▶ [Available records]
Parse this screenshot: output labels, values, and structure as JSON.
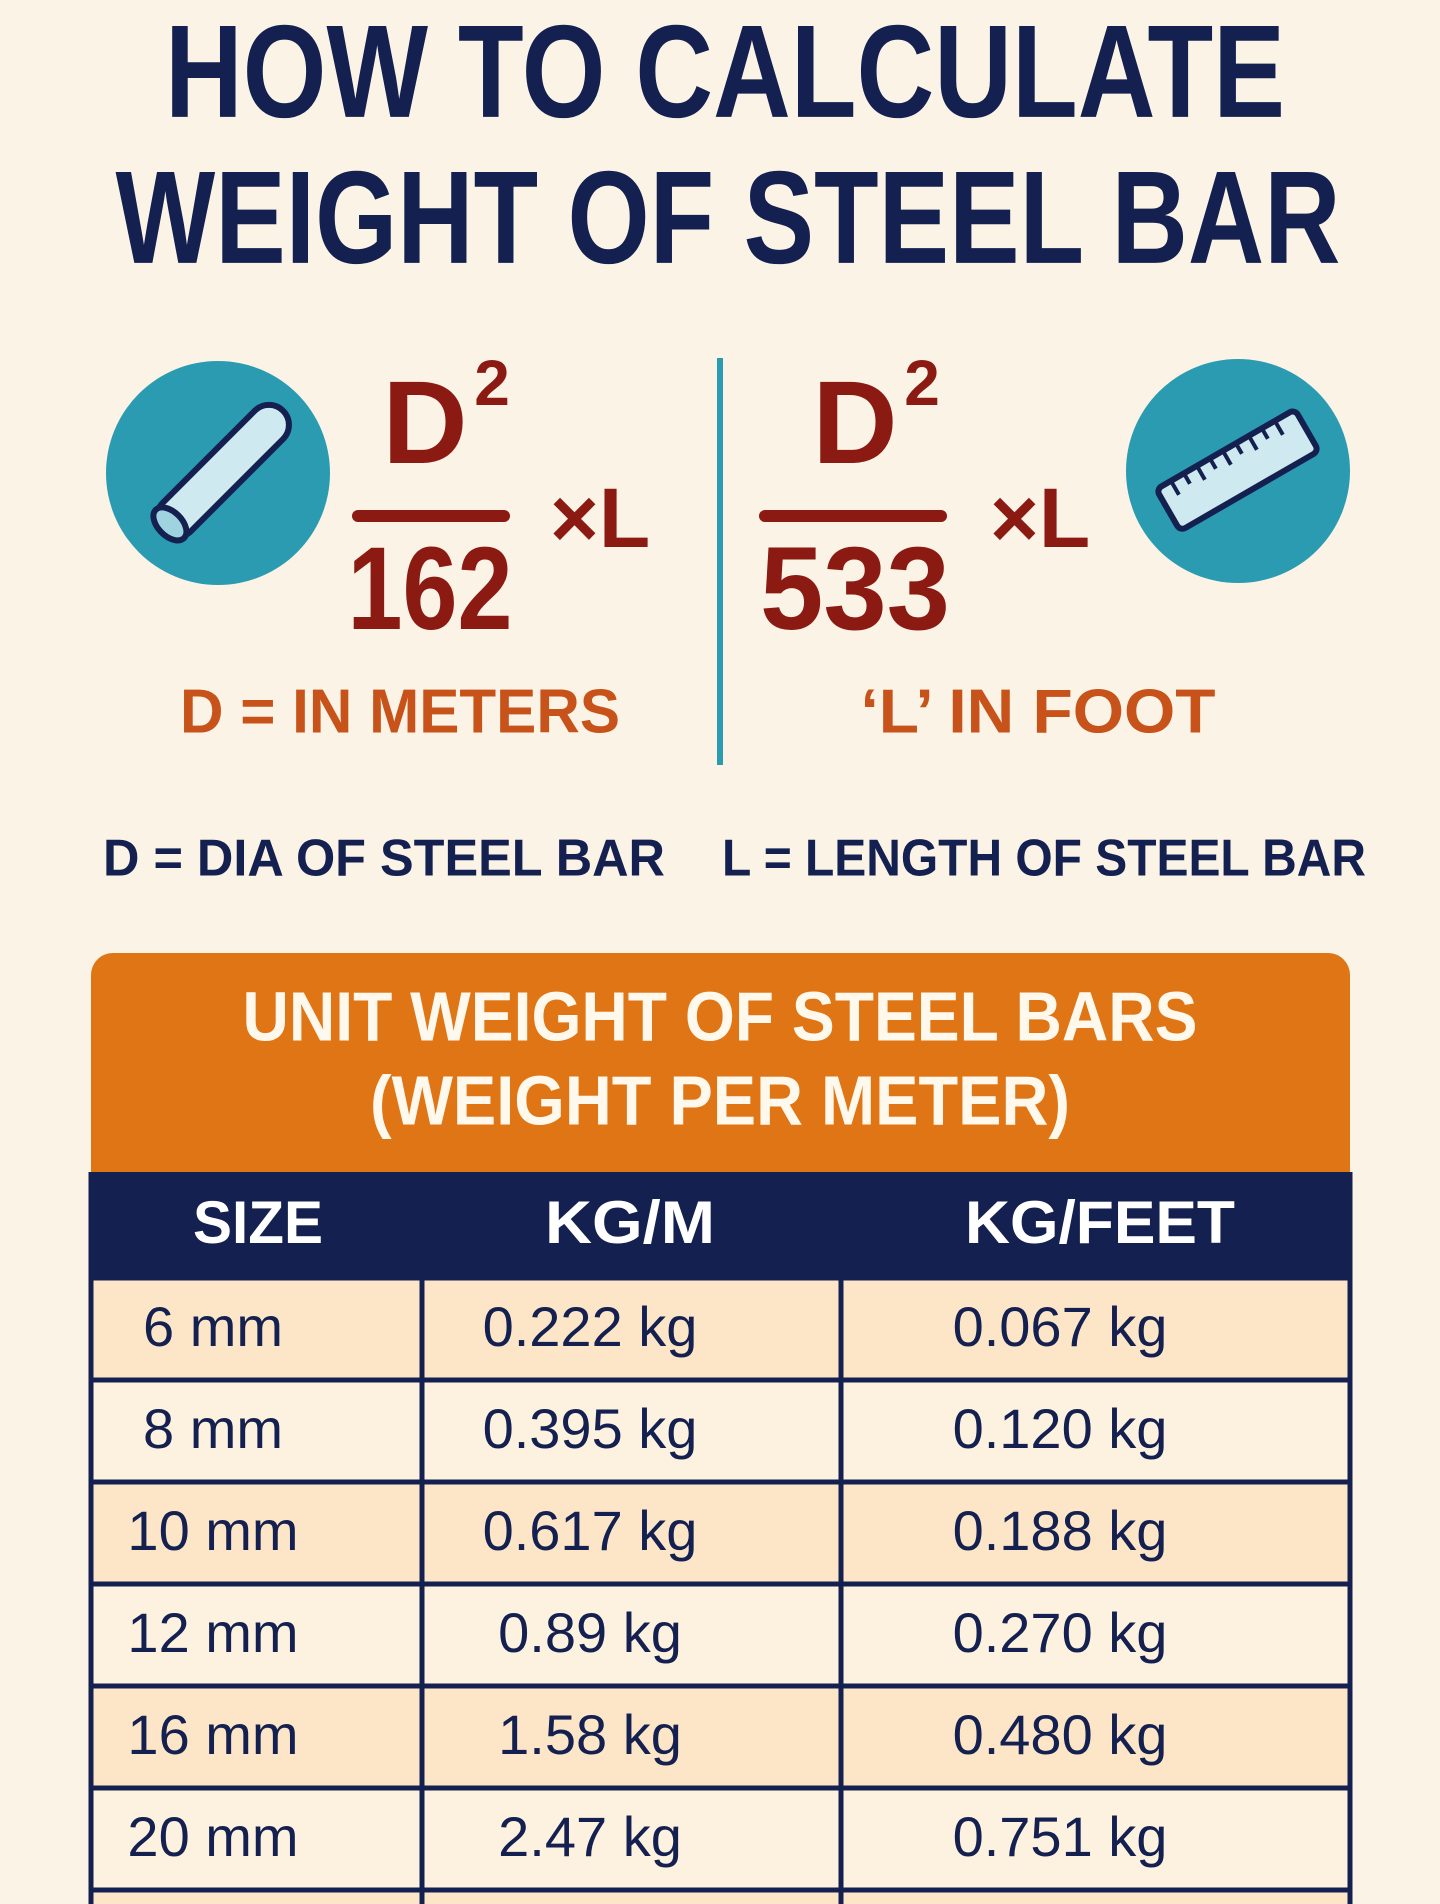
{
  "header": {
    "title_lines": [
      "HOW TO CALCULATE",
      "WEIGHT OF STEEL BAR"
    ]
  },
  "formulas": [
    {
      "numerator": "D",
      "exponent": "2",
      "denominator": "162",
      "multiplier": "×L",
      "note": "D = IN METERS"
    },
    {
      "numerator": "D",
      "exponent": "2",
      "denominator": "533",
      "multiplier": "×L",
      "note": "‘L’ IN FOOT"
    }
  ],
  "legend": [
    "D = DIA OF STEEL BAR",
    "L = LENGTH OF STEEL BAR"
  ],
  "table": {
    "title_lines": [
      "UNIT WEIGHT OF STEEL BARS",
      "(WEIGHT PER METER)"
    ],
    "columns": [
      "SIZE",
      "KG/M",
      "KG/FEET"
    ],
    "rows": [
      [
        "6 mm",
        "0.222 kg",
        "0.067 kg"
      ],
      [
        "8 mm",
        "0.395 kg",
        "0.120 kg"
      ],
      [
        "10 mm",
        "0.617 kg",
        "0.188 kg"
      ],
      [
        "12 mm",
        "0.89 kg",
        "0.270 kg"
      ],
      [
        "16 mm",
        "1.58 kg",
        "0.480 kg"
      ],
      [
        "20 mm",
        "2.47 kg",
        "0.751 kg"
      ]
    ]
  }
}
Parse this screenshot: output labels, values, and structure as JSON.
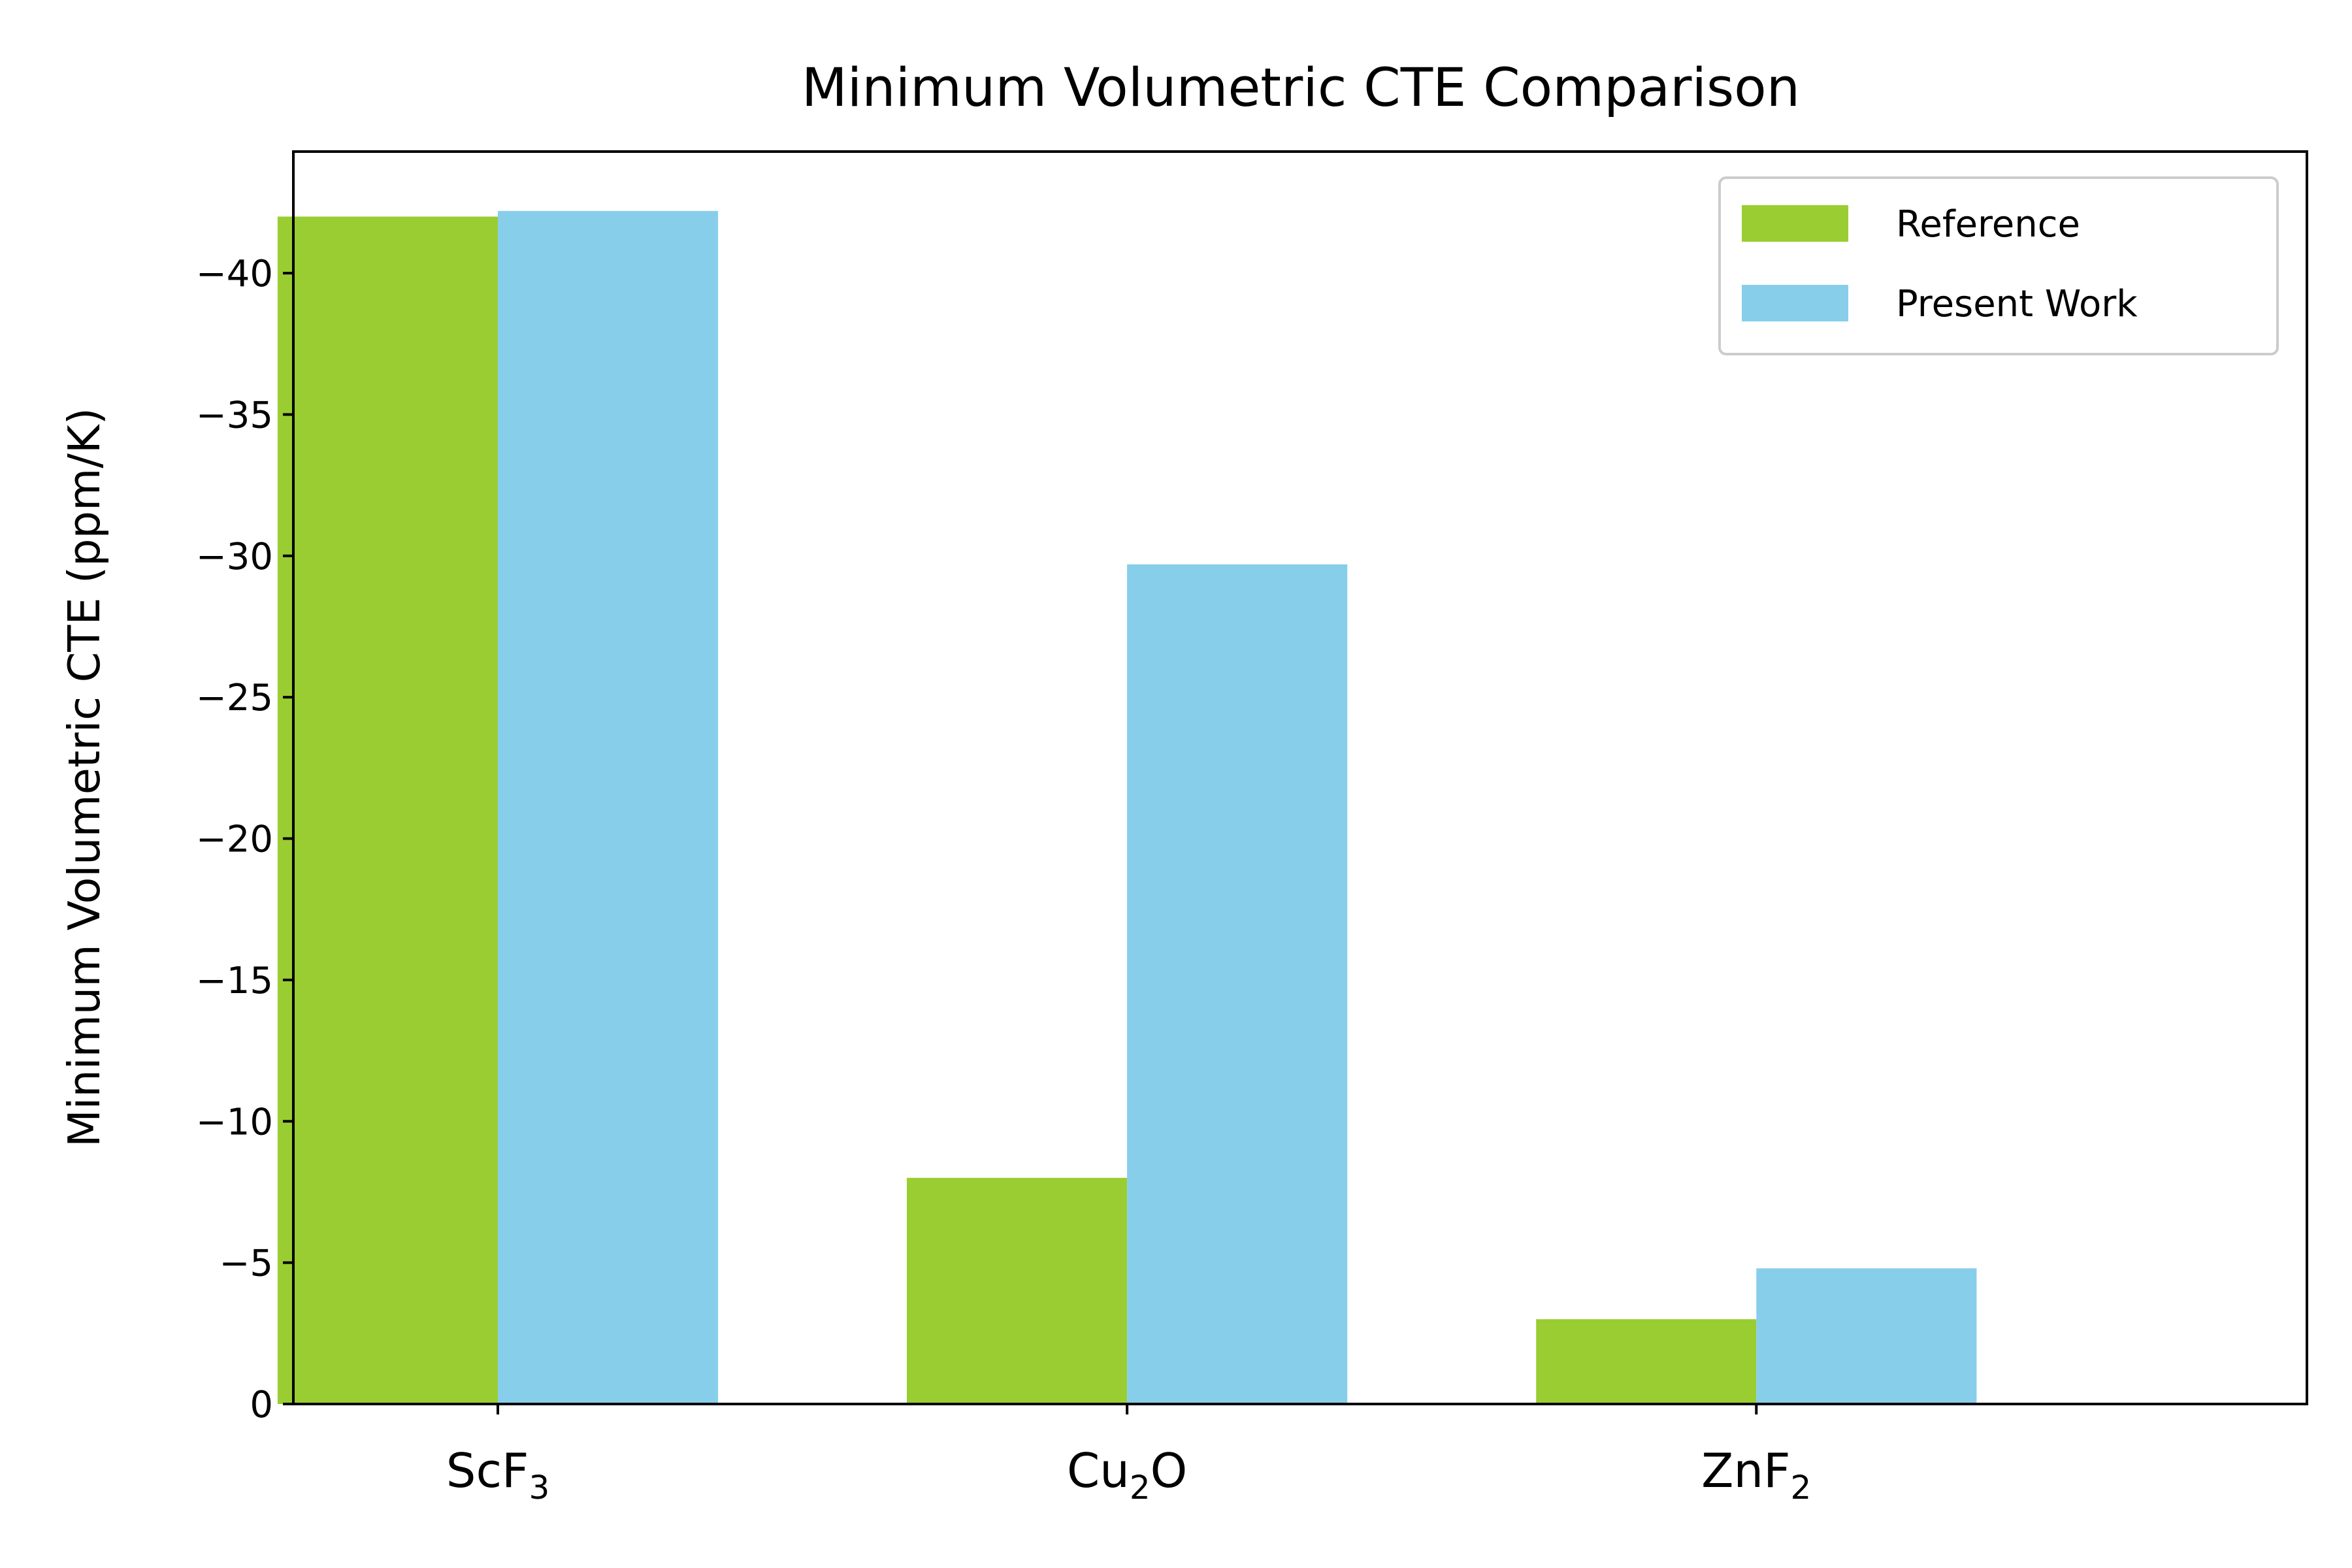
{
  "chart_data": {
    "type": "bar",
    "title": "Minimum Volumetric CTE Comparison",
    "xlabel": "",
    "ylabel": "Minimum Volumetric CTE (ppm/K)",
    "categories": [
      {
        "base": "ScF",
        "sub": "3",
        "tail": ""
      },
      {
        "base": "Cu",
        "sub": "2",
        "tail": "O"
      },
      {
        "base": "ZnF",
        "sub": "2",
        "tail": ""
      }
    ],
    "series": [
      {
        "name": "Reference",
        "color": "#9acd32",
        "values": [
          -42.0,
          -8.0,
          -3.0
        ]
      },
      {
        "name": "Present Work",
        "color": "#87ceeb",
        "values": [
          -42.2,
          -29.7,
          -4.8
        ]
      }
    ],
    "ylim": [
      0,
      -44.3
    ],
    "yticks": [
      0,
      -5,
      -10,
      -15,
      -20,
      -25,
      -30,
      -35,
      -40
    ],
    "ytick_labels": [
      "0",
      "−5",
      "−10",
      "−15",
      "−20",
      "−25",
      "−30",
      "−35",
      "−40"
    ],
    "grid": false,
    "legend_position": "top-right"
  }
}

▶ [Work instructions]
Take the listing above and restate it word for word, without its pictures.

▶ [The response]
Parse this screenshot: output labels, values, and structure as JSON.
{
  "header": {
    "title_lines": [
      "HOW TO CALCULATE",
      "WEIGHT OF STEEL BAR"
    ]
  },
  "formulas": [
    {
      "numerator": "D",
      "exponent": "2",
      "denominator": "162",
      "multiplier": "×L",
      "note": "D = IN METERS"
    },
    {
      "numerator": "D",
      "exponent": "2",
      "denominator": "533",
      "multiplier": "×L",
      "note": "‘L’ IN FOOT"
    }
  ],
  "legend": [
    "D = DIA OF STEEL BAR",
    "L = LENGTH OF STEEL BAR"
  ],
  "table": {
    "title_lines": [
      "UNIT WEIGHT OF STEEL BARS",
      "(WEIGHT PER METER)"
    ],
    "columns": [
      "SIZE",
      "KG/M",
      "KG/FEET"
    ],
    "rows": [
      [
        "6 mm",
        "0.222 kg",
        "0.067 kg"
      ],
      [
        "8 mm",
        "0.395 kg",
        "0.120 kg"
      ],
      [
        "10 mm",
        "0.617 kg",
        "0.188 kg"
      ],
      [
        "12 mm",
        "0.89 kg",
        "0.270 kg"
      ],
      [
        "16 mm",
        "1.58 kg",
        "0.480 kg"
      ],
      [
        "20 mm",
        "2.47 kg",
        "0.751 kg"
      ]
    ]
  }
}
Parse this screenshot: output labels, values, and structure as JSON.
{
  "chart_data": {
    "type": "bar",
    "title": "Minimum Volumetric CTE Comparison",
    "xlabel": "",
    "ylabel": "Minimum Volumetric CTE (ppm/K)",
    "categories": [
      {
        "base": "ScF",
        "sub": "3",
        "tail": ""
      },
      {
        "base": "Cu",
        "sub": "2",
        "tail": "O"
      },
      {
        "base": "ZnF",
        "sub": "2",
        "tail": ""
      }
    ],
    "series": [
      {
        "name": "Reference",
        "color": "#9acd32",
        "values": [
          -42.0,
          -8.0,
          -3.0
        ]
      },
      {
        "name": "Present Work",
        "color": "#87ceeb",
        "values": [
          -42.2,
          -29.7,
          -4.8
        ]
      }
    ],
    "ylim": [
      0,
      -44.3
    ],
    "yticks": [
      0,
      -5,
      -10,
      -15,
      -20,
      -25,
      -30,
      -35,
      -40
    ],
    "ytick_labels": [
      "0",
      "−5",
      "−10",
      "−15",
      "−20",
      "−25",
      "−30",
      "−35",
      "−40"
    ],
    "grid": false,
    "legend_position": "top-right"
  }
}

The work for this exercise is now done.